Aim of the exercise ▸ In the entries below, count every line with the string "labels". State the count and nothing else.

Dataset excerpt
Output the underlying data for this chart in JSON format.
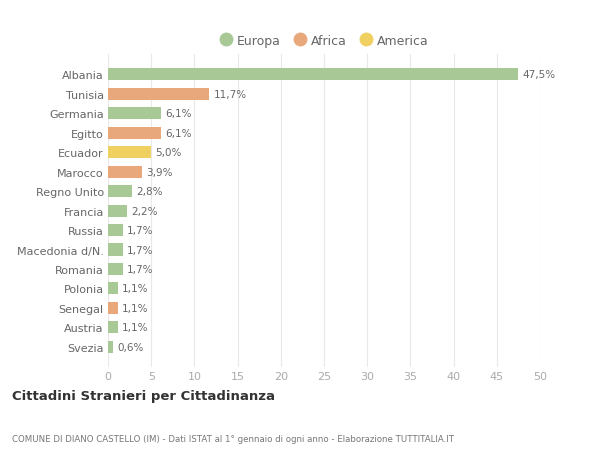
{
  "categories": [
    "Albania",
    "Tunisia",
    "Germania",
    "Egitto",
    "Ecuador",
    "Marocco",
    "Regno Unito",
    "Francia",
    "Russia",
    "Macedonia d/N.",
    "Romania",
    "Polonia",
    "Senegal",
    "Austria",
    "Svezia"
  ],
  "values": [
    47.5,
    11.7,
    6.1,
    6.1,
    5.0,
    3.9,
    2.8,
    2.2,
    1.7,
    1.7,
    1.7,
    1.1,
    1.1,
    1.1,
    0.6
  ],
  "labels": [
    "47,5%",
    "11,7%",
    "6,1%",
    "6,1%",
    "5,0%",
    "3,9%",
    "2,8%",
    "2,2%",
    "1,7%",
    "1,7%",
    "1,7%",
    "1,1%",
    "1,1%",
    "1,1%",
    "0,6%"
  ],
  "continents": [
    "Europa",
    "Africa",
    "Europa",
    "Africa",
    "America",
    "Africa",
    "Europa",
    "Europa",
    "Europa",
    "Europa",
    "Europa",
    "Europa",
    "Africa",
    "Europa",
    "Europa"
  ],
  "colors": {
    "Europa": "#a8c896",
    "Africa": "#e8a87c",
    "America": "#f0d060"
  },
  "title": "Cittadini Stranieri per Cittadinanza",
  "subtitle": "COMUNE DI DIANO CASTELLO (IM) - Dati ISTAT al 1° gennaio di ogni anno - Elaborazione TUTTITALIA.IT",
  "xlim": [
    0,
    50
  ],
  "xticks": [
    0,
    5,
    10,
    15,
    20,
    25,
    30,
    35,
    40,
    45,
    50
  ],
  "background_color": "#ffffff",
  "grid_color": "#e8e8e8"
}
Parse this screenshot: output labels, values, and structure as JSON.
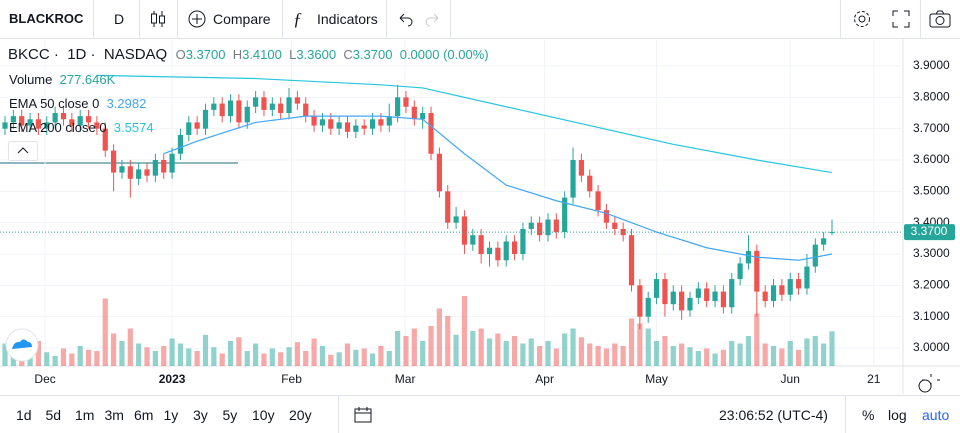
{
  "toolbar": {
    "symbol": "BLACKROC",
    "interval": "D",
    "compare": "Compare",
    "indicators": "Indicators"
  },
  "legend": {
    "symbol": "BKCC",
    "interval": "1D",
    "exchange": "NASDAQ",
    "o_label": "O",
    "o": "3.3700",
    "h_label": "H",
    "h": "3.4100",
    "l_label": "L",
    "l": "3.3600",
    "c_label": "C",
    "c": "3.3700",
    "change": "0.0000 (0.00%)",
    "volume_label": "Volume",
    "volume_value": "277.646K",
    "ema50_value": "3.2982",
    "ema200_value": "3.5574"
  },
  "chart_data": {
    "type": "candlestick",
    "up_color": "#26a69a",
    "down_color": "#ef5350",
    "ylim": [
      2.9426,
      3.983
    ],
    "yticks": [
      {
        "value": 3.9,
        "label": "3.9000"
      },
      {
        "value": 3.8,
        "label": "3.8000"
      },
      {
        "value": 3.7,
        "label": "3.7000"
      },
      {
        "value": 3.6,
        "label": "3.6000"
      },
      {
        "value": 3.5,
        "label": "3.5000"
      },
      {
        "value": 3.4,
        "label": "3.4000"
      },
      {
        "value": 3.3,
        "label": "3.3000"
      },
      {
        "value": 3.2,
        "label": "3.2000"
      },
      {
        "value": 3.1,
        "label": "3.1000"
      },
      {
        "value": 3.0,
        "label": "3.0000"
      }
    ],
    "xlim": [
      -0.6,
      107.5
    ],
    "xticks": [
      {
        "value": 4.8,
        "label": "Dec"
      },
      {
        "value": 20,
        "label": "2023"
      },
      {
        "value": 34.3,
        "label": "Feb"
      },
      {
        "value": 47.9,
        "label": "Mar"
      },
      {
        "value": 64.6,
        "label": "Apr"
      },
      {
        "value": 78,
        "label": "May"
      },
      {
        "value": 94,
        "label": "Jun"
      },
      {
        "value": 104,
        "label": "21"
      }
    ],
    "last_price": {
      "value": 3.37,
      "label": "3.3700"
    },
    "volume_lim": [
      0,
      640
    ],
    "candles": [
      [
        3.7,
        3.74,
        3.68,
        3.72
      ],
      [
        3.72,
        3.76,
        3.7,
        3.74
      ],
      [
        3.74,
        3.76,
        3.69,
        3.71
      ],
      [
        3.71,
        3.75,
        3.69,
        3.73
      ],
      [
        3.73,
        3.75,
        3.68,
        3.7
      ],
      [
        3.7,
        3.74,
        3.68,
        3.72
      ],
      [
        3.72,
        3.77,
        3.7,
        3.75
      ],
      [
        3.75,
        3.77,
        3.71,
        3.73
      ],
      [
        3.73,
        3.75,
        3.69,
        3.71
      ],
      [
        3.71,
        3.76,
        3.69,
        3.74
      ],
      [
        3.74,
        3.76,
        3.7,
        3.72
      ],
      [
        3.72,
        3.74,
        3.68,
        3.7
      ],
      [
        3.7,
        3.72,
        3.61,
        3.63
      ],
      [
        3.63,
        3.65,
        3.5,
        3.56
      ],
      [
        3.56,
        3.6,
        3.54,
        3.58
      ],
      [
        3.58,
        3.6,
        3.48,
        3.54
      ],
      [
        3.54,
        3.59,
        3.52,
        3.57
      ],
      [
        3.57,
        3.59,
        3.53,
        3.55
      ],
      [
        3.55,
        3.62,
        3.53,
        3.6
      ],
      [
        3.6,
        3.62,
        3.54,
        3.56
      ],
      [
        3.56,
        3.64,
        3.54,
        3.62
      ],
      [
        3.62,
        3.7,
        3.6,
        3.68
      ],
      [
        3.68,
        3.74,
        3.66,
        3.72
      ],
      [
        3.72,
        3.74,
        3.68,
        3.7
      ],
      [
        3.7,
        3.78,
        3.68,
        3.76
      ],
      [
        3.76,
        3.8,
        3.74,
        3.78
      ],
      [
        3.78,
        3.8,
        3.72,
        3.74
      ],
      [
        3.74,
        3.81,
        3.72,
        3.79
      ],
      [
        3.79,
        3.81,
        3.7,
        3.72
      ],
      [
        3.72,
        3.79,
        3.7,
        3.77
      ],
      [
        3.77,
        3.82,
        3.75,
        3.8
      ],
      [
        3.8,
        3.82,
        3.74,
        3.76
      ],
      [
        3.76,
        3.8,
        3.74,
        3.78
      ],
      [
        3.78,
        3.8,
        3.73,
        3.75
      ],
      [
        3.75,
        3.83,
        3.73,
        3.8
      ],
      [
        3.8,
        3.82,
        3.76,
        3.78
      ],
      [
        3.78,
        3.8,
        3.72,
        3.74
      ],
      [
        3.74,
        3.76,
        3.69,
        3.71
      ],
      [
        3.71,
        3.75,
        3.69,
        3.73
      ],
      [
        3.73,
        3.75,
        3.68,
        3.7
      ],
      [
        3.7,
        3.74,
        3.68,
        3.72
      ],
      [
        3.72,
        3.74,
        3.67,
        3.69
      ],
      [
        3.69,
        3.73,
        3.67,
        3.71
      ],
      [
        3.71,
        3.73,
        3.68,
        3.7
      ],
      [
        3.7,
        3.75,
        3.68,
        3.73
      ],
      [
        3.73,
        3.75,
        3.69,
        3.71
      ],
      [
        3.71,
        3.78,
        3.69,
        3.74
      ],
      [
        3.74,
        3.84,
        3.72,
        3.8
      ],
      [
        3.8,
        3.82,
        3.75,
        3.77
      ],
      [
        3.77,
        3.79,
        3.71,
        3.73
      ],
      [
        3.73,
        3.77,
        3.7,
        3.75
      ],
      [
        3.75,
        3.77,
        3.6,
        3.62
      ],
      [
        3.62,
        3.64,
        3.48,
        3.5
      ],
      [
        3.5,
        3.52,
        3.38,
        3.4
      ],
      [
        3.4,
        3.45,
        3.38,
        3.42
      ],
      [
        3.42,
        3.44,
        3.3,
        3.33
      ],
      [
        3.33,
        3.38,
        3.31,
        3.36
      ],
      [
        3.36,
        3.38,
        3.27,
        3.3
      ],
      [
        3.3,
        3.34,
        3.26,
        3.32
      ],
      [
        3.32,
        3.34,
        3.26,
        3.28
      ],
      [
        3.28,
        3.36,
        3.26,
        3.34
      ],
      [
        3.34,
        3.36,
        3.28,
        3.3
      ],
      [
        3.3,
        3.4,
        3.28,
        3.38
      ],
      [
        3.38,
        3.42,
        3.36,
        3.4
      ],
      [
        3.4,
        3.42,
        3.34,
        3.36
      ],
      [
        3.36,
        3.43,
        3.34,
        3.41
      ],
      [
        3.41,
        3.43,
        3.35,
        3.37
      ],
      [
        3.37,
        3.5,
        3.35,
        3.48
      ],
      [
        3.48,
        3.64,
        3.46,
        3.6
      ],
      [
        3.6,
        3.62,
        3.53,
        3.55
      ],
      [
        3.55,
        3.57,
        3.48,
        3.5
      ],
      [
        3.5,
        3.52,
        3.42,
        3.44
      ],
      [
        3.44,
        3.46,
        3.38,
        3.4
      ],
      [
        3.4,
        3.42,
        3.36,
        3.38
      ],
      [
        3.38,
        3.4,
        3.34,
        3.36
      ],
      [
        3.36,
        3.38,
        3.18,
        3.2
      ],
      [
        3.2,
        3.22,
        3.06,
        3.1
      ],
      [
        3.1,
        3.18,
        3.08,
        3.16
      ],
      [
        3.16,
        3.24,
        3.14,
        3.22
      ],
      [
        3.22,
        3.24,
        3.1,
        3.14
      ],
      [
        3.14,
        3.2,
        3.12,
        3.18
      ],
      [
        3.18,
        3.2,
        3.09,
        3.12
      ],
      [
        3.12,
        3.18,
        3.1,
        3.16
      ],
      [
        3.16,
        3.21,
        3.14,
        3.19
      ],
      [
        3.19,
        3.21,
        3.13,
        3.15
      ],
      [
        3.15,
        3.2,
        3.13,
        3.18
      ],
      [
        3.18,
        3.2,
        3.11,
        3.13
      ],
      [
        3.13,
        3.24,
        3.11,
        3.22
      ],
      [
        3.22,
        3.29,
        3.2,
        3.27
      ],
      [
        3.27,
        3.36,
        3.25,
        3.31
      ],
      [
        3.31,
        3.33,
        3.1,
        3.18
      ],
      [
        3.18,
        3.2,
        3.13,
        3.15
      ],
      [
        3.15,
        3.22,
        3.13,
        3.2
      ],
      [
        3.2,
        3.22,
        3.15,
        3.17
      ],
      [
        3.17,
        3.24,
        3.15,
        3.22
      ],
      [
        3.22,
        3.24,
        3.17,
        3.19
      ],
      [
        3.19,
        3.3,
        3.17,
        3.26
      ],
      [
        3.26,
        3.35,
        3.24,
        3.33
      ],
      [
        3.33,
        3.37,
        3.31,
        3.35
      ],
      [
        3.37,
        3.41,
        3.36,
        3.37
      ]
    ],
    "volumes": [
      180,
      150,
      120,
      90,
      200,
      110,
      80,
      140,
      100,
      160,
      130,
      120,
      540,
      260,
      200,
      300,
      180,
      150,
      120,
      160,
      220,
      180,
      140,
      120,
      250,
      150,
      100,
      200,
      230,
      120,
      180,
      100,
      140,
      110,
      150,
      190,
      120,
      220,
      160,
      90,
      110,
      180,
      130,
      140,
      100,
      160,
      120,
      280,
      240,
      300,
      200,
      320,
      460,
      400,
      250,
      560,
      280,
      300,
      220,
      260,
      200,
      240,
      180,
      220,
      160,
      200,
      140,
      260,
      300,
      230,
      180,
      160,
      140,
      180,
      160,
      380,
      340,
      300,
      200,
      240,
      160,
      180,
      150,
      120,
      140,
      100,
      130,
      200,
      180,
      240,
      420,
      180,
      160,
      140,
      200,
      130,
      220,
      240,
      180,
      277.646
    ],
    "series": [
      {
        "name": "EMA 50 close 0",
        "color": "#42a5f5",
        "x": [
          19,
          23,
          30,
          36,
          45,
          50,
          55,
          60,
          66,
          72,
          78,
          84,
          90,
          95,
          99
        ],
        "values": [
          3.62,
          3.66,
          3.72,
          3.74,
          3.74,
          3.73,
          3.62,
          3.52,
          3.47,
          3.43,
          3.37,
          3.32,
          3.29,
          3.28,
          3.3
        ]
      },
      {
        "name": "EMA 200 close 0",
        "color": "#26c6da",
        "x": [
          11,
          30,
          45,
          50,
          60,
          70,
          80,
          90,
          99
        ],
        "values": [
          3.87,
          3.86,
          3.84,
          3.83,
          3.77,
          3.71,
          3.65,
          3.6,
          3.56
        ]
      }
    ]
  },
  "bottom": {
    "ranges": [
      "1d",
      "5d",
      "1m",
      "3m",
      "6m",
      "1y",
      "3y",
      "5y",
      "10y",
      "20y"
    ],
    "time": "23:06:52 (UTC-4)",
    "percent": "%",
    "log": "log",
    "auto": "auto"
  }
}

Expected answer ▸ 2